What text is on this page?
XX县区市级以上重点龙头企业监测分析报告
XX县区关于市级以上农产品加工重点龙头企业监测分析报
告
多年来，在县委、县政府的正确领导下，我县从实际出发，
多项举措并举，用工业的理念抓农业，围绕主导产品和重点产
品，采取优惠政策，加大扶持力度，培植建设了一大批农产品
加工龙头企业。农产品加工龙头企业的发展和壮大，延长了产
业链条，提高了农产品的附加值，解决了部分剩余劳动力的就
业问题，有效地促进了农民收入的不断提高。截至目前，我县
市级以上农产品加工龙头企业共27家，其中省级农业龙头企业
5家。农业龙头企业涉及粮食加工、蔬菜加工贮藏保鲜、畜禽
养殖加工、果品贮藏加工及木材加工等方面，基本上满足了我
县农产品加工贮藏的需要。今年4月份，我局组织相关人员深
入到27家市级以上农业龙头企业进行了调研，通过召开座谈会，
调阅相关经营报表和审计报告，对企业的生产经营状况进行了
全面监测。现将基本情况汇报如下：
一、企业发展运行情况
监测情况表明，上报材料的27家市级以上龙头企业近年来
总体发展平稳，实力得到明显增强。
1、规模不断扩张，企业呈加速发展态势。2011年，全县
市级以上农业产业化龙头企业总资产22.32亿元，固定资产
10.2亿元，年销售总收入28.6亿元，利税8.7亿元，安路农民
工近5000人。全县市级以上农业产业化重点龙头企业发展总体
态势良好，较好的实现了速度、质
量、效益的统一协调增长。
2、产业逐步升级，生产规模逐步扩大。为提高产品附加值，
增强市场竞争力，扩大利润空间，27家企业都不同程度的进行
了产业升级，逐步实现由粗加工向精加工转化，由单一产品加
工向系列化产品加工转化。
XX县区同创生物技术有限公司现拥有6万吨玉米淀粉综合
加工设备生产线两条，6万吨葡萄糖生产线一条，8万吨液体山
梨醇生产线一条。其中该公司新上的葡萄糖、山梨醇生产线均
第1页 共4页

--*--

Write out the records shown above, exactly as they appear.

What text is on this page?
XX县区市级以上重点龙头企业监测分析报告
XX县区关于市级以上农产品加工重点龙头企业监测分析报
告
多年来，在县委、县政府的正确领导下，我县从实际出发，
多项举措并举，用工业的理念抓农业，围绕主导产品和重点产
品，采取优惠政策，加大扶持力度，培植建设了一大批农产品
加工龙头企业。农产品加工龙头企业的发展和壮大，延长了产
业链条，提高了农产品的附加值，解决了部分剩余劳动力的就
业问题，有效地促进了农民收入的不断提高。截至目前，我县
市级以上农产品加工龙头企业共27家，其中省级农业龙头企业
5家。农业龙头企业涉及粮食加工、蔬菜加工贮藏保鲜、畜禽
养殖加工、果品贮藏加工及木材加工等方面，基本上满足了我
县农产品加工贮藏的需要。今年4月份，我局组织相关人员深
入到27家市级以上农业龙头企业进行了调研，通过召开座谈会，
调阅相关经营报表和审计报告，对企业的生产经营状况进行了
全面监测。现将基本情况汇报如下：
一、企业发展运行情况
监测情况表明，上报材料的27家市级以上龙头企业近年来
总体发展平稳，实力得到明显增强。
1、规模不断扩张，企业呈加速发展态势。2011年，全县
市级以上农业产业化龙头企业总资产22.32亿元，固定资产
10.2亿元，年销售总收入28.6亿元，利税8.7亿元，安路农民
工近5000人。全县市级以上农业产业化重点龙头企业发展总体
态势良好，较好的实现了速度、质
量、效益的统一协调增长。
2、产业逐步升级，生产规模逐步扩大。为提高产品附加值，
增强市场竞争力，扩大利润空间，27家企业都不同程度的进行
了产业升级，逐步实现由粗加工向精加工转化，由单一产品加
工向系列化产品加工转化。
XX县区同创生物技术有限公司现拥有6万吨玉米淀粉综合
加工设备生产线两条，6万吨葡萄糖生产线一条，8万吨液体山
梨醇生产线一条。其中该公司新上的葡萄糖、山梨醇生产线均
第1页 共4页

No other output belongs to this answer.